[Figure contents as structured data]
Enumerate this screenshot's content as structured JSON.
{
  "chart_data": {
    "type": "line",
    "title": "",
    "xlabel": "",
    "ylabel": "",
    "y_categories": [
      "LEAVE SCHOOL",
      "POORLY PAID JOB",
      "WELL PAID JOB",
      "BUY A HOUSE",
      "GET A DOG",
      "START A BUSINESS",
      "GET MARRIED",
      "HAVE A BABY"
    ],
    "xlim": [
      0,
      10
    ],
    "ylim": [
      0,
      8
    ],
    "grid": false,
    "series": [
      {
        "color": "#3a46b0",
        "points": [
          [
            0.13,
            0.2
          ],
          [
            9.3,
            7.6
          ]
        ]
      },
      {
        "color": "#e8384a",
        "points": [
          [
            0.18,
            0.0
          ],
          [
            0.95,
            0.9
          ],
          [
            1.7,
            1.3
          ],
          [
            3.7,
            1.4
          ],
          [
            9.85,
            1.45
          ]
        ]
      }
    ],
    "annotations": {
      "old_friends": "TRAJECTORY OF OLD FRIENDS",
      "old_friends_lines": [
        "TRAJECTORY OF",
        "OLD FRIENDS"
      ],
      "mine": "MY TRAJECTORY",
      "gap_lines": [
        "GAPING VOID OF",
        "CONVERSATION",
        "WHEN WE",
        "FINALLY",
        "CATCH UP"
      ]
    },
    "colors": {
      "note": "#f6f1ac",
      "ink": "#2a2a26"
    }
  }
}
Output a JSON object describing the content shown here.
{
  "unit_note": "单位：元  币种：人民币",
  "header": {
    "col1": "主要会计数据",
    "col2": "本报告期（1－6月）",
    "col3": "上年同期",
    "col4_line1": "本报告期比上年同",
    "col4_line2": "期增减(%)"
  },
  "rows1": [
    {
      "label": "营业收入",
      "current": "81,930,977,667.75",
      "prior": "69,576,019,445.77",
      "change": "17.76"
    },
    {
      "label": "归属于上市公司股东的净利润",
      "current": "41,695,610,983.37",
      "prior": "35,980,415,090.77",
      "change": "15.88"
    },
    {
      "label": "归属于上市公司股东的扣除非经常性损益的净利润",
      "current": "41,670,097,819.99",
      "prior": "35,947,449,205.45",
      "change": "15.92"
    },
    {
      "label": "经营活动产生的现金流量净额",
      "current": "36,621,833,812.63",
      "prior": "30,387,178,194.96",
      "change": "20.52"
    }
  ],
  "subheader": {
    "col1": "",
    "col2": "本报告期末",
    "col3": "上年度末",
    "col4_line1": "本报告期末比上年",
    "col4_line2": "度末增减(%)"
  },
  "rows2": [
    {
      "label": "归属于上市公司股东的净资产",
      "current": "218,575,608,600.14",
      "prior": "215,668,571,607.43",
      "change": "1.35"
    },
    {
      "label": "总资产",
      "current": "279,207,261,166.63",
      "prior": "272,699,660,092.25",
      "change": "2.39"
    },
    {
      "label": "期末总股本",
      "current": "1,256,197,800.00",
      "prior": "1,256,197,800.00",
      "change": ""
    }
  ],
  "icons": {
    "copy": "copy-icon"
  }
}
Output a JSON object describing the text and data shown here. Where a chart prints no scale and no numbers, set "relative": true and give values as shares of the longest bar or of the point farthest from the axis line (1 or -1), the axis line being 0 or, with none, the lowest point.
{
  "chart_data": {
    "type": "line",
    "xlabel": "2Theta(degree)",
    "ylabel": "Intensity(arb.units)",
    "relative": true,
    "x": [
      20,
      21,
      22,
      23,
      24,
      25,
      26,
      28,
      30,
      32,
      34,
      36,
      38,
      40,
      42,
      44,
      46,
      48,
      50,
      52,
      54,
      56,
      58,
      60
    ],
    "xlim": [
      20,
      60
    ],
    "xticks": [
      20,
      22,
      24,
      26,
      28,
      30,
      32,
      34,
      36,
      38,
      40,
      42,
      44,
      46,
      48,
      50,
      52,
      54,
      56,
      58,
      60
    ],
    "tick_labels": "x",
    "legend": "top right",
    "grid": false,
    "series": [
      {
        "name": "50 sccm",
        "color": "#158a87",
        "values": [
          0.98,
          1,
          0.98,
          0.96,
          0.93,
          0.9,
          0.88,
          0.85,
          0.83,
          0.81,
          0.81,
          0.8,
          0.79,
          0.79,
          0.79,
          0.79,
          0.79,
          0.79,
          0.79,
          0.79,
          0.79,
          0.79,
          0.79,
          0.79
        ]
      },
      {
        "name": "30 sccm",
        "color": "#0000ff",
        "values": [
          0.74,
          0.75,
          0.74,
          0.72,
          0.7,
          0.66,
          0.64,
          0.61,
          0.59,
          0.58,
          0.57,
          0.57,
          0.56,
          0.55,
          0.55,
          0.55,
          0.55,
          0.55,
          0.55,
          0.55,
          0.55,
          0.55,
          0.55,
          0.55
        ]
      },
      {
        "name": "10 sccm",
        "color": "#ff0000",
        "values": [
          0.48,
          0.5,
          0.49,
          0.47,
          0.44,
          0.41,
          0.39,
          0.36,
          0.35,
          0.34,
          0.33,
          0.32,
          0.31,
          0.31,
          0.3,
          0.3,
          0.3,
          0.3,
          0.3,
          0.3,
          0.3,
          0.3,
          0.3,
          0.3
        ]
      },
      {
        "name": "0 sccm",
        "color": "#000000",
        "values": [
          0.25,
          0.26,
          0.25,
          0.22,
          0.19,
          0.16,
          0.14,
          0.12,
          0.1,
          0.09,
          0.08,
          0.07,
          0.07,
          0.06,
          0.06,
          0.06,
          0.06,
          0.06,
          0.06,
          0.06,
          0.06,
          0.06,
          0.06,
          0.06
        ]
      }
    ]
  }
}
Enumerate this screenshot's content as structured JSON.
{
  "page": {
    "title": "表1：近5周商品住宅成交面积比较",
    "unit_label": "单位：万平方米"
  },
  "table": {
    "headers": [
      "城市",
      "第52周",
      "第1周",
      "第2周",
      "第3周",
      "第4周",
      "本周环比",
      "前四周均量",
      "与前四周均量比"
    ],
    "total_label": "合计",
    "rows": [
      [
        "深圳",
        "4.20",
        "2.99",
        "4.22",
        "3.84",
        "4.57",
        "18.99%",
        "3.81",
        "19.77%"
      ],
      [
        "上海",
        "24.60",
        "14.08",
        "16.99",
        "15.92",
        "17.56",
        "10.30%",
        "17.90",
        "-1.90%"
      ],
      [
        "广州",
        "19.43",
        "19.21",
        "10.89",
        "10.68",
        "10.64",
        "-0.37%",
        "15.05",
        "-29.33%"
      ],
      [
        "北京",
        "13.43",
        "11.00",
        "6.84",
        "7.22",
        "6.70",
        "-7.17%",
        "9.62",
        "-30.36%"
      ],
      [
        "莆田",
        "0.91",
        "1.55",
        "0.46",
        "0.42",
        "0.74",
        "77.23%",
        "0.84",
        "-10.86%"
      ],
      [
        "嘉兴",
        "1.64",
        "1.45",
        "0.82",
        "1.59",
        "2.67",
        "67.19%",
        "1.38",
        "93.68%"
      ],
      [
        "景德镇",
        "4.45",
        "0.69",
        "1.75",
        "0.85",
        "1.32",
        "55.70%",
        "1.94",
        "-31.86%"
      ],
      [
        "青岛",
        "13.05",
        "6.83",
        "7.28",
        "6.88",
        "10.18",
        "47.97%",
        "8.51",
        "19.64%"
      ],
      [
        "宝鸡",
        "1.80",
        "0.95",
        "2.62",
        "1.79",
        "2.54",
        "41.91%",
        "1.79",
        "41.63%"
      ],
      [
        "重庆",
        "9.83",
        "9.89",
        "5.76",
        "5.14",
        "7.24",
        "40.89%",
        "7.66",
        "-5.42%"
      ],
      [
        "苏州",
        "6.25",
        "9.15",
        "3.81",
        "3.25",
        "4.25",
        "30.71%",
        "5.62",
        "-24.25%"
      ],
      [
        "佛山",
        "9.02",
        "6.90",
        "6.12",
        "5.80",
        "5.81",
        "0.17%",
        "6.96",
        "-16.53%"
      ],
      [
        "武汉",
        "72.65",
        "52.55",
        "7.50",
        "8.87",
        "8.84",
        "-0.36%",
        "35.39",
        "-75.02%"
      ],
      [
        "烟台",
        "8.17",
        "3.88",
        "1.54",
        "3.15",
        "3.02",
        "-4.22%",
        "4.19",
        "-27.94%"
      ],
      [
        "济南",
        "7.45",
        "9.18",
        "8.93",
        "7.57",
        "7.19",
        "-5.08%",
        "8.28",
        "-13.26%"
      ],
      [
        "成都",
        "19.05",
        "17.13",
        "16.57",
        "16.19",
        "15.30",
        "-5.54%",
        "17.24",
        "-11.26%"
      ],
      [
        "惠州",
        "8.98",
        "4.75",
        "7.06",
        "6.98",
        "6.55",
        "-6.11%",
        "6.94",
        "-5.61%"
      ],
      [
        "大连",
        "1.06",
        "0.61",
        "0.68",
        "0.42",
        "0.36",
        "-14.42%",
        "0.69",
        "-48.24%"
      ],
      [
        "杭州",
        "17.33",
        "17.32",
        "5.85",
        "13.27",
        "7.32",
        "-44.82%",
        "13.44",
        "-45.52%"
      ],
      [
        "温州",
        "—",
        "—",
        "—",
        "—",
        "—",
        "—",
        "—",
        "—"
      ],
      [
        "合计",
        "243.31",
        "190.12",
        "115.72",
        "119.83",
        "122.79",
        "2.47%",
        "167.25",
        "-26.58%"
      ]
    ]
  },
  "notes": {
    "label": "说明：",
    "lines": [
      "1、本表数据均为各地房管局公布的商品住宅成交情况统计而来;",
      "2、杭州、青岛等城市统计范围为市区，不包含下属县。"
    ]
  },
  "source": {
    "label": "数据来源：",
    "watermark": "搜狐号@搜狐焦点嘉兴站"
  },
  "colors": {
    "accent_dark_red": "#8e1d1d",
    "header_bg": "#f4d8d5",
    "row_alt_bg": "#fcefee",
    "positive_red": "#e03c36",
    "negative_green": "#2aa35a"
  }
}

- [What is required] Pick out each line in the material containing "Output".

- [Full response]
Output a JSON object describing the content shown here.
Output a JSON object describing the text and data shown here. Where a chart prints no scale and no numbers, set "relative": true and give values as shares of the longest bar or of the point farthest from the axis line (1 or -1), the axis line being 0 or, with none, the lowest point.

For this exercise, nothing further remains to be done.